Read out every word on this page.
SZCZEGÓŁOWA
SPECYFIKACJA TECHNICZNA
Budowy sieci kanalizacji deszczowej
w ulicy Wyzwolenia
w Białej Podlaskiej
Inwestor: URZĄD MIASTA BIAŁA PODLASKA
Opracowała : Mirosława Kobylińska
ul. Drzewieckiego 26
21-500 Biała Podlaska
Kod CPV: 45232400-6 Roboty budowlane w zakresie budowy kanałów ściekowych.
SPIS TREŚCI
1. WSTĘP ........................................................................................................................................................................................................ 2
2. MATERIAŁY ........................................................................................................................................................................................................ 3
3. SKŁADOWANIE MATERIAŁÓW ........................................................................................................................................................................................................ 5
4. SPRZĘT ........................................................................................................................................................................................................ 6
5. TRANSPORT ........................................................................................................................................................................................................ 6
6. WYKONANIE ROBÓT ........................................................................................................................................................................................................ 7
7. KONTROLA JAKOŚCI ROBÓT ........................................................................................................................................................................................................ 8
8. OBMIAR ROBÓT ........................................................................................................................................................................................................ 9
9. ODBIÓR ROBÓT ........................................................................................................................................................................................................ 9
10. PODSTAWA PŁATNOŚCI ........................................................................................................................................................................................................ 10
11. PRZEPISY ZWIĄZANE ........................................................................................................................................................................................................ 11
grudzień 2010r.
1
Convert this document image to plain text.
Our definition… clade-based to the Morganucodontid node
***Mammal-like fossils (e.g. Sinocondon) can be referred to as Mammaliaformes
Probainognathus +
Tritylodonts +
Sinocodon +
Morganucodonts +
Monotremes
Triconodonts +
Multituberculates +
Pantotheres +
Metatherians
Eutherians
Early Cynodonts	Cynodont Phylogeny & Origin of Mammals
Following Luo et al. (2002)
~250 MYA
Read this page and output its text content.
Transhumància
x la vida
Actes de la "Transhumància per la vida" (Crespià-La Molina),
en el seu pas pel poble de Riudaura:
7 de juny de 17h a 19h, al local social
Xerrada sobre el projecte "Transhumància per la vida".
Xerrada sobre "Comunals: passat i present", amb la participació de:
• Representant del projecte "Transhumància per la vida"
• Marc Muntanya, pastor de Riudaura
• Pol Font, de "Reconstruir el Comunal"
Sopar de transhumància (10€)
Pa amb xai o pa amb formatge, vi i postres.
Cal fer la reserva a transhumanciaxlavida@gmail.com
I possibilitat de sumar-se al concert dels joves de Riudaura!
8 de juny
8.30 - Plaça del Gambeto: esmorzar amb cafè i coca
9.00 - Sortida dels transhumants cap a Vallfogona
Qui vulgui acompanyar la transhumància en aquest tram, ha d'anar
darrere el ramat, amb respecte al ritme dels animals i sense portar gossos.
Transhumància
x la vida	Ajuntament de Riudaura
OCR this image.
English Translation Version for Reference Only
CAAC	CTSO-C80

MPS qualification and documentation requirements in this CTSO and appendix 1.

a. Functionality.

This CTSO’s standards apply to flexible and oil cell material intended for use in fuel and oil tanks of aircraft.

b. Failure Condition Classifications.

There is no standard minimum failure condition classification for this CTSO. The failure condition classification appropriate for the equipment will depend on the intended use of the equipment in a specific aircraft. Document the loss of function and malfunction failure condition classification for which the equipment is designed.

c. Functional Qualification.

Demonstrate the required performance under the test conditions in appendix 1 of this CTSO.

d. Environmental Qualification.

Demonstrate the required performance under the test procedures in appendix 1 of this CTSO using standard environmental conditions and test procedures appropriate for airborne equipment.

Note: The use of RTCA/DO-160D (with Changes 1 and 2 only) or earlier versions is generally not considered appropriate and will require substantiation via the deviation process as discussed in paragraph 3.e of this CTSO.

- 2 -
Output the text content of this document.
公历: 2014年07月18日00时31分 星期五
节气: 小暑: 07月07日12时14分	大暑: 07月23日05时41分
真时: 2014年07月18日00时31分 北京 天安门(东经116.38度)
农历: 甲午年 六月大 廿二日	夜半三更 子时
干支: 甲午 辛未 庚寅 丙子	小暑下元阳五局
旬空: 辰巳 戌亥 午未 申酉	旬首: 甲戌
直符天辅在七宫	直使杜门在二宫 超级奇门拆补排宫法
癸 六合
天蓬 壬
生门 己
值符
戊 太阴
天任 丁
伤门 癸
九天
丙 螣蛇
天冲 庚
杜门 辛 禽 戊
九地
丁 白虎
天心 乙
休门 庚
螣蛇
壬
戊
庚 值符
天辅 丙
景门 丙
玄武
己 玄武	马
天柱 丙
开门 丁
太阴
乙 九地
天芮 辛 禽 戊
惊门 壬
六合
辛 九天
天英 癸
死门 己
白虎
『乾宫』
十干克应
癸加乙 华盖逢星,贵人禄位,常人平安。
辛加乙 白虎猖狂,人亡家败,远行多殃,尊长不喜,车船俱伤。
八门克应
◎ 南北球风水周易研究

• • •

### WRITTEN REQUEST
Repeat each record exactly. Omit nothing.

### PROBLEM SOLUTION
Read out every word on this page.
SZCZEGÓŁOWA
SPECYFIKACJA TECHNICZNA
Budowy sieci kanalizacji deszczowej
w ulicy Wyzwolenia
w Białej Podlaskiej
Inwestor: URZĄD MIASTA BIAŁA PODLASKA
Opracowała : Mirosława Kobylińska
ul. Drzewieckiego 26
21-500 Biała Podlaska
Kod CPV: 45232400-6 Roboty budowlane w zakresie budowy kanałów ściekowych.
SPIS TREŚCI
1. WSTĘP ........................................................................................................................................................................................................ 2
2. MATERIAŁY ........................................................................................................................................................................................................ 3
3. SKŁADOWANIE MATERIAŁÓW ........................................................................................................................................................................................................ 5
4. SPRZĘT ........................................................................................................................................................................................................ 6
5. TRANSPORT ........................................................................................................................................................................................................ 6
6. WYKONANIE ROBÓT ........................................................................................................................................................................................................ 7
7. KONTROLA JAKOŚCI ROBÓT ........................................................................................................................................................................................................ 8
8. OBMIAR ROBÓT ........................................................................................................................................................................................................ 9
9. ODBIÓR ROBÓT ........................................................................................................................................................................................................ 9
10. PODSTAWA PŁATNOŚCI ........................................................................................................................................................................................................ 10
11. PRZEPISY ZWIĄZANE ........................................................................................................................................................................................................ 11
grudzień 2010r.
1
Convert this document image to plain text.
Our definition… clade-based to the Morganucodontid node
***Mammal-like fossils (e.g. Sinocondon) can be referred to as Mammaliaformes
Probainognathus +
Tritylodonts +
Sinocodon +
Morganucodonts +
Monotremes
Triconodonts +
Multituberculates +
Pantotheres +
Metatherians
Eutherians
Early Cynodonts	Cynodont Phylogeny & Origin of Mammals
Following Luo et al. (2002)
~250 MYA
Read this page and output its text content.
Transhumància
x la vida
Actes de la "Transhumància per la vida" (Crespià-La Molina),
en el seu pas pel poble de Riudaura:
7 de juny de 17h a 19h, al local social
Xerrada sobre el projecte "Transhumància per la vida".
Xerrada sobre "Comunals: passat i present", amb la participació de:
• Representant del projecte "Transhumància per la vida"
• Marc Muntanya, pastor de Riudaura
• Pol Font, de "Reconstruir el Comunal"
Sopar de transhumància (10€)
Pa amb xai o pa amb formatge, vi i postres.
Cal fer la reserva a transhumanciaxlavida@gmail.com
I possibilitat de sumar-se al concert dels joves de Riudaura!
8 de juny
8.30 - Plaça del Gambeto: esmorzar amb cafè i coca
9.00 - Sortida dels transhumants cap a Vallfogona
Qui vulgui acompanyar la transhumància en aquest tram, ha d'anar
darrere el ramat, amb respecte al ritme dels animals i sense portar gossos.
Transhumància
x la vida	Ajuntament de Riudaura
OCR this image.
English Translation Version for Reference Only
CAAC	CTSO-C80

MPS qualification and documentation requirements in this CTSO and appendix 1.

a. Functionality.

This CTSO’s standards apply to flexible and oil cell material intended for use in fuel and oil tanks of aircraft.

b. Failure Condition Classifications.

There is no standard minimum failure condition classification for this CTSO. The failure condition classification appropriate for the equipment will depend on the intended use of the equipment in a specific aircraft. Document the loss of function and malfunction failure condition classification for which the equipment is designed.

c. Functional Qualification.

Demonstrate the required performance under the test conditions in appendix 1 of this CTSO.

d. Environmental Qualification.

Demonstrate the required performance under the test procedures in appendix 1 of this CTSO using standard environmental conditions and test procedures appropriate for airborne equipment.

Note: The use of RTCA/DO-160D (with Changes 1 and 2 only) or earlier versions is generally not considered appropriate and will require substantiation via the deviation process as discussed in paragraph 3.e of this CTSO.

- 2 -
Output the text content of this document.
公历: 2014年07月18日00时31分 星期五
节气: 小暑: 07月07日12时14分	大暑: 07月23日05时41分
真时: 2014年07月18日00时31分 北京 天安门(东经116.38度)
农历: 甲午年 六月大 廿二日	夜半三更 子时
干支: 甲午 辛未 庚寅 丙子	小暑下元阳五局
旬空: 辰巳 戌亥 午未 申酉	旬首: 甲戌
直符天辅在七宫	直使杜门在二宫 超级奇门拆补排宫法
癸 六合
天蓬 壬
生门 己
值符
戊 太阴
天任 丁
伤门 癸
九天
丙 螣蛇
天冲 庚
杜门 辛 禽 戊
九地
丁 白虎
天心 乙
休门 庚
螣蛇
壬
戊
庚 值符
天辅 丙
景门 丙
玄武
己 玄武	马
天柱 丙
开门 丁
太阴
乙 九地
天芮 辛 禽 戊
惊门 壬
六合
辛 九天
天英 癸
死门 己
白虎
『乾宫』
十干克应
癸加乙 华盖逢星,贵人禄位,常人平安。
辛加乙 白虎猖狂,人亡家败,远行多殃,尊长不喜,车船俱伤。
八门克应
◎ 南北球风水周易研究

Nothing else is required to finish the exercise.